- [EXERCISE GOAL] From the records below, return unchanged every line starting with the one that contains "title-bar: ☆ 績效考核作業: [0, 0, 857, 30]" and continuing through the one that contains "panel-body: 總結 員工自評", both ends included.
[START OF MATERIAL FOR THE TASK]
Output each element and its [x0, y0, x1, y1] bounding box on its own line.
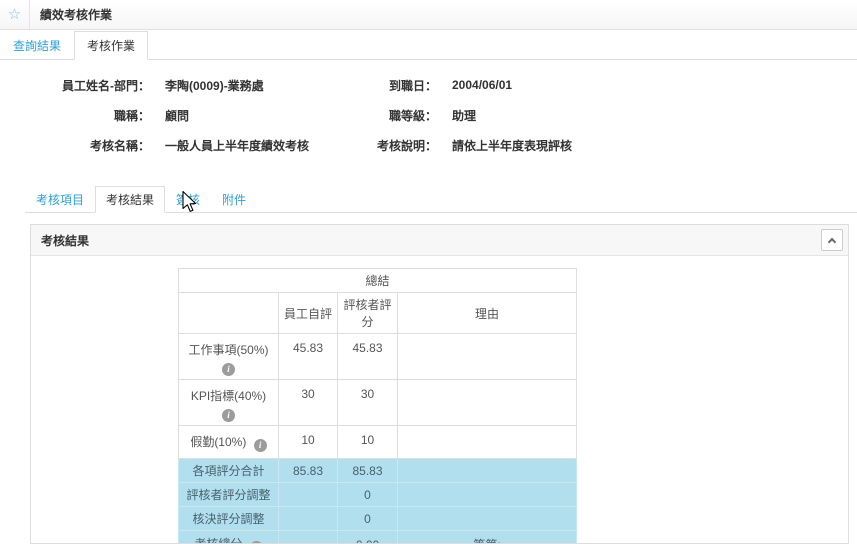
title-bar: ☆ 績效考核作業: [0, 0, 857, 30]
row-label-cell: 考核總分 i: [178, 530, 279, 544]
tab-appraisal-items[interactable]: 考核項目: [25, 186, 95, 213]
chevron-up-icon: [827, 237, 837, 246]
summary-table: 總結 員工自評 評核者評分 理由 工作事項(50%) i 45.83 45.83: [177, 268, 578, 544]
row-label-cell: 工作事項(50%) i: [178, 333, 279, 380]
row-label: 考核總分: [194, 537, 243, 544]
tab-appraisal-operation[interactable]: 考核作業: [74, 31, 149, 60]
panel-title: 考核結果: [41, 233, 90, 248]
reviewer-score-cell: 10: [337, 425, 398, 459]
appraisal-desc-label: 考核說明：: [376, 138, 437, 153]
reason-cell: [396, 506, 578, 531]
appraisal-desc-value: 請依上半年度表現評核: [452, 138, 573, 153]
reason-cell: [396, 333, 578, 380]
row-label-cell: 評核者評分調整: [178, 482, 279, 507]
self-score-cell: 10: [278, 425, 338, 459]
table-row-attendance: 假勤(10%) i 10 10: [178, 425, 578, 459]
info-icon[interactable]: i: [222, 363, 235, 376]
col-reason: 理由: [396, 292, 578, 334]
reason-cell: 等第:: [396, 530, 578, 543]
appraisal-result-panel: 考核結果 總結 員工自評 評核者評分 理由 工作事項(50%) i 45.83 …: [30, 224, 849, 544]
name-dept-value: 李陶(0009)-業務處: [165, 78, 264, 93]
row-label-cell: 核決評分調整: [178, 506, 279, 531]
hire-date-value: 2004/06/01: [452, 78, 513, 92]
info-icon[interactable]: i: [222, 409, 235, 422]
table-group-header-row: 總結: [177, 268, 578, 293]
secondary-tab-strip: 考核項目 考核結果 簽核 附件: [25, 185, 857, 213]
reviewer-score-cell: 45.83: [337, 333, 398, 380]
panel-body: 總結 員工自評 評核者評分 理由 工作事項(50%) i 45.83 45.83: [31, 256, 848, 544]
tab-sign-off[interactable]: 簽核: [165, 186, 211, 213]
row-label: 工作事項(50%): [188, 343, 269, 357]
table-row-approval-adjustment: 核決評分調整 0: [178, 506, 578, 531]
row-label: 假勤(10%): [190, 435, 247, 449]
reason-cell: [396, 379, 578, 426]
employee-info: 員工姓名-部門： 李陶(0009)-業務處 到職日： 2004/06/01 職稱…: [0, 70, 857, 160]
table-row-reviewer-adjustment: 評核者評分調整 0: [178, 482, 578, 507]
table-row-kpi: KPI指標(40%) i 30 30: [178, 379, 578, 426]
tab-attachments[interactable]: 附件: [211, 186, 257, 213]
tab-appraisal-result[interactable]: 考核結果: [95, 186, 166, 213]
group-header: 總結: [177, 268, 578, 293]
reason-cell: [396, 482, 578, 507]
appraisal-name-label: 考核名稱：: [89, 138, 150, 153]
row-label-cell: 假勤(10%) i: [178, 425, 279, 459]
hire-date-label: 到職日：: [388, 78, 437, 93]
reviewer-score-cell: 0.00: [337, 530, 398, 543]
grade-label: 職等級：: [388, 108, 437, 123]
table-row-final-score: 考核總分 i 0.00 等第:: [178, 530, 578, 544]
reason-cell: [396, 425, 578, 459]
col-reviewer-score: 評核者評分: [337, 292, 398, 334]
reviewer-score-cell: 30: [337, 379, 398, 426]
info-icon[interactable]: i: [253, 439, 267, 452]
job-title-value: 顧問: [165, 108, 190, 123]
appraisal-name-value: 一般人員上半年度績效考核: [165, 138, 310, 153]
name-dept-label: 員工姓名-部門：: [62, 78, 150, 93]
table-column-header-row: 員工自評 評核者評分 理由: [178, 292, 578, 334]
job-title-label: 職稱：: [113, 108, 150, 123]
row-label-cell: 各項評分合計: [178, 458, 279, 483]
row-label-cell: KPI指標(40%) i: [178, 379, 279, 426]
reviewer-score-cell: 0: [337, 482, 398, 507]
self-score-cell: 45.83: [278, 333, 338, 380]
col-blank: [178, 292, 279, 334]
self-score-cell: [278, 506, 338, 531]
self-score-cell: [278, 482, 338, 507]
table-row-work-items: 工作事項(50%) i 45.83 45.83: [178, 333, 578, 380]
star-icon: ☆: [7, 6, 22, 23]
col-self-score: 員工自評: [278, 292, 338, 334]
reason-cell: [396, 458, 578, 483]
table-row-total-scores: 各項評分合計 85.83 85.83: [178, 458, 578, 483]
primary-tab-strip: 查詢結果 考核作業: [0, 30, 857, 60]
panel-header: 考核結果: [31, 225, 848, 256]
reviewer-score-cell: 85.83: [337, 458, 398, 483]
favorite-button[interactable]: ☆: [0, 0, 30, 30]
tab-query-result[interactable]: 查詢結果: [0, 31, 74, 60]
self-score-cell: 85.83: [278, 458, 338, 483]
self-score-cell: [278, 530, 338, 543]
grade-value: 助理: [452, 108, 477, 123]
self-score-cell: 30: [278, 379, 338, 426]
page-title: 績效考核作業: [40, 8, 113, 22]
row-label: KPI指標(40%): [190, 389, 267, 403]
collapse-panel-button[interactable]: [821, 229, 843, 251]
reviewer-score-cell: 0: [337, 506, 398, 531]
[END OF MATERIAL FOR THE TASK]
- [EXERCISE RESULT]
title-bar: ☆ 績效考核作業: [0, 0, 857, 30]
row-label-cell: 考核總分 i: [178, 530, 279, 544]
tab-appraisal-items[interactable]: 考核項目: [25, 186, 95, 213]
chevron-up-icon: [827, 237, 837, 246]
summary-table: 總結 員工自評 評核者評分 理由 工作事項(50%) i 45.83 45.83: [177, 268, 578, 544]
row-label-cell: 工作事項(50%) i: [178, 333, 279, 380]
row-label: 考核總分: [194, 537, 243, 544]
tab-appraisal-operation[interactable]: 考核作業: [74, 31, 149, 60]
panel-title: 考核結果: [41, 233, 90, 248]
reviewer-score-cell: 10: [337, 425, 398, 459]
appraisal-desc-label: 考核說明：: [376, 138, 437, 153]
reason-cell: [396, 506, 578, 531]
appraisal-desc-value: 請依上半年度表現評核: [452, 138, 573, 153]
reason-cell: [396, 333, 578, 380]
row-label-cell: 評核者評分調整: [178, 482, 279, 507]
self-score-cell: 10: [278, 425, 338, 459]
table-row-attendance: 假勤(10%) i 10 10: [178, 425, 578, 459]
info-icon[interactable]: i: [222, 363, 235, 376]
col-reason: 理由: [396, 292, 578, 334]
reason-cell: 等第:: [396, 530, 578, 543]
appraisal-result-panel: 考核結果 總結 員工自評 評核者評分 理由 工作事項(50%) i 45.83 …: [30, 224, 849, 544]
name-dept-value: 李陶(0009)-業務處: [165, 78, 264, 93]
row-label-cell: 核決評分調整: [178, 506, 279, 531]
hire-date-value: 2004/06/01: [452, 78, 513, 92]
info-icon[interactable]: i: [222, 409, 235, 422]
table-group-header-row: 總結: [177, 268, 578, 293]
secondary-tab-strip: 考核項目 考核結果 簽核 附件: [25, 185, 857, 213]
reviewer-score-cell: 45.83: [337, 333, 398, 380]
panel-body: 總結 員工自評 評核者評分 理由 工作事項(50%) i 45.83 45.83: [31, 256, 848, 544]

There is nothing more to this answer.